───── TESTO DELLA PAGINA

In sintesi, sebbene l'inflazionismo abbia garantito a grandi banche commerciali, ai relativi clientes e agli stati di depredare il resto della società della ricchezza reale per mantenere in piedi una illusione di solvibilità, continuare lungo questa strada non solo porterà alla disintegrazione della classe media, con relativa creazione di una classe strabordante di poveri, ma anche ad una demolizione di quel meccanismo tanto caro a coloro che fanno parte della classe di privilegiati.


CONCLUSIONE

Finora ci è stata somministrata una dieta a base di distanziamenti, divieti, quarantene e tracciabilità, dimenticandoci completamente del fatto che tutto questo doveva essere solo un esercizio di due o tre settimane per "appiattire la curva". E ora sta emergendo la verità: ciò che si sta pianificando è una nuova proposta mascherata da "grande reset". Bisogna capire che un cambiamento è inevitabile nella società dato il livello di distorsioni economiche accumulate nel tempo, solo che i pianificatori centrali vogliono indirizzare questo fenomeno a loro vantaggio attraverso una proposta completamente nuova riguardante l'intera organizzazione della società. Bisogna capire che i meccanismi economici sottostanti, che stanno spingendo questo grande cambiamento, esistono indipendentemente dal Covid ed esistono indipendentemente dagli oligarchi che promuovono la loro versione di "reset".

I pianificatori centrali stanno cercando soluzioni per attuare una transizione verso una civiltà completamente separatista. Sanno che questo sistema non può andare avanti così com'è e il Covid è arrivato praticamente "al momento giusto". Ora una semplice influenza stagionale viene utilizzata per giustificare la messa al bando di diritti costituzionali e di una società pluralista. Il sistema economico focalizzato sul consumo, che si basa sia sulle catene di approvvigionamento globalizzate ma anche sull'obsolescenza pianificata, non è più sostenibile. Faceva affidamento su un terzo mondo affinché fosse una fonte sia di materie prime che di manodopera più economica, ma tale "mondo in via di sviluppo" si è ampiamente sviluppato.

──────────
───── DATI DISPONIBILI

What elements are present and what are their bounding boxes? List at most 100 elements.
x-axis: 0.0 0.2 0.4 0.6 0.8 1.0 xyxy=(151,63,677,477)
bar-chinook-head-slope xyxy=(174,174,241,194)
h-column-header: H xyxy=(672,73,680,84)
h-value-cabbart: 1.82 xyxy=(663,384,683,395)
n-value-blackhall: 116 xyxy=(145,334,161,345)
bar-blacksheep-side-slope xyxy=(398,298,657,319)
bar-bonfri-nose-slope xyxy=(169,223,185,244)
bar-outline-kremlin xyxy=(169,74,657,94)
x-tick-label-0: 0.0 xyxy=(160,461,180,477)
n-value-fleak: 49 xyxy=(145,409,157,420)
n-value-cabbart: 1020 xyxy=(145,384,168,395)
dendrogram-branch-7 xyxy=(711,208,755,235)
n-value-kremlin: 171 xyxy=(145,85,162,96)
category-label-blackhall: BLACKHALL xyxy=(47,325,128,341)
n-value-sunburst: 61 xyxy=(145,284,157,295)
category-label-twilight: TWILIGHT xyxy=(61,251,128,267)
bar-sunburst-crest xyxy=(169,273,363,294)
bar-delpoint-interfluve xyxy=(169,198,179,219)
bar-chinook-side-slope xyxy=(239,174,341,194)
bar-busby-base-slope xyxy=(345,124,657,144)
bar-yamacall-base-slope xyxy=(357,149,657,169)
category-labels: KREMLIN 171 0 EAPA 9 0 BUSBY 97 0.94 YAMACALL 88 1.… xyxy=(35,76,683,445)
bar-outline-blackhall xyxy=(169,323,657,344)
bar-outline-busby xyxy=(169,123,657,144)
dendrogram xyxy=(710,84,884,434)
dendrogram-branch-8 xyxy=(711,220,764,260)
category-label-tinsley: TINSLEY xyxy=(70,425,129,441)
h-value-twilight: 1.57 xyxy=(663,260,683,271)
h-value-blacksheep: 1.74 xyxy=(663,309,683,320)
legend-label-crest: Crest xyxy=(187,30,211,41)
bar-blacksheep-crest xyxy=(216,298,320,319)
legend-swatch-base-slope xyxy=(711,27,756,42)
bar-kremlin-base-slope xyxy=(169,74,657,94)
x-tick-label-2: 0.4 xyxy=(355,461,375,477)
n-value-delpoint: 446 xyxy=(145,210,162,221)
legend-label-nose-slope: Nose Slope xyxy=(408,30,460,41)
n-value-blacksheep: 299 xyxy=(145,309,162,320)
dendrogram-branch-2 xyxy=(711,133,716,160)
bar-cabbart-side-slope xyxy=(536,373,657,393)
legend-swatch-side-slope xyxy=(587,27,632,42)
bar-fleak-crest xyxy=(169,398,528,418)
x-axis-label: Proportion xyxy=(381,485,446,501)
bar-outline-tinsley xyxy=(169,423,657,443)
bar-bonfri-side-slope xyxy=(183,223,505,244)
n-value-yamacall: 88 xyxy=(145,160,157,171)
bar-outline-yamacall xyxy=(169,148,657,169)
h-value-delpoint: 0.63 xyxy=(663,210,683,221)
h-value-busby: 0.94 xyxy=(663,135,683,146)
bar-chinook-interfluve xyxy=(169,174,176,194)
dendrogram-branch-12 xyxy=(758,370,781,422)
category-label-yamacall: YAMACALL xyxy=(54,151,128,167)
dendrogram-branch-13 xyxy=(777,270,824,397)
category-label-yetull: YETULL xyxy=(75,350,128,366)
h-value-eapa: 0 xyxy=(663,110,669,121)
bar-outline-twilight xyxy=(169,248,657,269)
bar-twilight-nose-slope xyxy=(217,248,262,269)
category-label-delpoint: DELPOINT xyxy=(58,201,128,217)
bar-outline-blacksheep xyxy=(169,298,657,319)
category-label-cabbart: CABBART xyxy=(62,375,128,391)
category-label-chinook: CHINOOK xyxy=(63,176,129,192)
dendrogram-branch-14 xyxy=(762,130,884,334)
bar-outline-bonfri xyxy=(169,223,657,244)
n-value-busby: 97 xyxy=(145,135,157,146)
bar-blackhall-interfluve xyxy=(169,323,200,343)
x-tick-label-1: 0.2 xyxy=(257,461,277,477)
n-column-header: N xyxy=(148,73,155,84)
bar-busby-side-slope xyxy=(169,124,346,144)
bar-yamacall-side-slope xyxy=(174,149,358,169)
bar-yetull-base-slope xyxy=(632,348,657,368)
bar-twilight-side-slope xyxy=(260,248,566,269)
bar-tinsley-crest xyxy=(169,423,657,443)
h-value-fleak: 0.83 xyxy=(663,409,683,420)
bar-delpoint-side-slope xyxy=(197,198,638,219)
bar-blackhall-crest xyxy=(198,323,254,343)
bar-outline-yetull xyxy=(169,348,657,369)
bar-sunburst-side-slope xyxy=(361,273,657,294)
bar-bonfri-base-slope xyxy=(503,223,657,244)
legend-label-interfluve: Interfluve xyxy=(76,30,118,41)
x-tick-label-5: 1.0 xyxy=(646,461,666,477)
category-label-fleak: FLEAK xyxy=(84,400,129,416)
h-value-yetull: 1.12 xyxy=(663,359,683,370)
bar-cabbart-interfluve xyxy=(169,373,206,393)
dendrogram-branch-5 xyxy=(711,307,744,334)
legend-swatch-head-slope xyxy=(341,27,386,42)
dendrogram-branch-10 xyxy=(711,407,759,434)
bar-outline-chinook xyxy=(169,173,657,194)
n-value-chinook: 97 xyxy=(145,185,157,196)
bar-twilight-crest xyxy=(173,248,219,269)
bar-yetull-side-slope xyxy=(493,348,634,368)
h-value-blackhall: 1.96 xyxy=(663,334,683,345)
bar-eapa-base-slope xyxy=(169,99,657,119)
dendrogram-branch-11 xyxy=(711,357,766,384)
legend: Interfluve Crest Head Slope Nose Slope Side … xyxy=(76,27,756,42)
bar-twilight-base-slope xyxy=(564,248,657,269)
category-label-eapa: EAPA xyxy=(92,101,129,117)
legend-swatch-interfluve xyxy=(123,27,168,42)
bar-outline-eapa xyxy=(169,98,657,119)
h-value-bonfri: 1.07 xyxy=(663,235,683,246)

──────────

● ATTIVITÀ DA SVOLGERE:
a – Riformuli in forma di elenco puntato il paragrafo del testo sul grande reset che inizia con «I pianificatori centrali stanno cercando», conservandone i fatti principali.
b – Citi fedelmente dal testo sul grande reset il passo che comincia con «In sintesi, sebbene» e termina con «classe di privilegiati.».
c – Continui il testo sul grande reset a partire dalla sua ultima frase.

● ATTIVITÀ SVOLTE:
a –
- I pianificatori centrali cercano soluzioni per attuare una transizione verso una civiltà completamente separatista.
- Sanno che il sistema non può andare avanti così com'è, e il Covid è arrivato praticamente "al momento giusto".
- Una semplice influenza stagionale viene utilizzata per giustificare la messa al bando di diritti costituzionali e di una società pluralista.
- Il sistema economico focalizzato sul consumo, basato sulle catene di approvvigionamento globalizzate e sull'obsolescenza pianificata, non è più sostenibile.
- Tale sistema contava sul terzo mondo come fonte di materie prime e di manodopera più economica, ma quel "mondo in via di sviluppo" si è ampiamente sviluppato.

b –
In sintesi, sebbene l'inflazionismo abbia garantito a grandi banche commerciali, ai relativi clientes e agli stati di depredare il resto della società della ricchezza reale per mantenere in piedi una illusione di solvibilità, continuare lungo questa strada non solo porterà alla disintegrazione della classe media, con relativa creazione di una classe strabordante di poveri, ma anche ad una demolizione di quel meccanismo tanto caro a coloro che fanno parte della classe di privilegiati.

c –
Inutile dirlo, vogliono anch'essi far parte della scena mondiale che conta, soprattutto la Cina, la quale "ha conquistato" il mondo attraverso il commercio e l'outsourcing da parte degli altri Paesi del mondo. Questa minaccia, o presunta tale, ha richiesto una scelta epocale come quella avvenuta all'inizio degli anni '70. Il mondo, però, non è più quello di allora e cercare di far risorgere politiche macroeonomiche sulla scia di quelle che hanno caratterizzato sin da allora l'ambiente economico è impossibile. Basta guardare, infatti, al gap discovery sui mercati azionari ed i bilanci stratosferici delle principali banche centrali.

A questo proposito si profila all'orizzonte il seguente scenario: i tassi d'interesse rimarranno bassi e se si verificheranno altri shock i pianificatori monetari centrali si sentiranno obbligati a diffondere ulteriormente il welfare state, espandere la spesa pubblica e far salire il debito pubblico. Questo scenario si applica in particolare all'Europa. Tuttavia tassi d'interesse bassi e credito facile saranno inutili se nessuno sarà disposto ad accendere prestiti. In tal caso ci dirigeremo verso un quadro nuovo e alquanto inquietante.

Se la produzione continuerà a calare ed emergeranno strozzature, l'Occidente dovrà affrontare inflazione, debito pubblico vertiginoso, tassi d'interesse reali negativi e numerose bolle. I banchieri centrali arroventeranno ancora di più le stampanti monetarie, acquisteranno bond statali e permetteranno ai governi di spendere tutto ciò che serve per acquistare consenso. La credibilità dei nostri sistemi monetari verrà sottoposta a forti pressioni e la spesa pubblica porterà a nuove ed inquietanti tensioni.

Un altro mondo è possibile, basta semplicemente sapere dove guardare.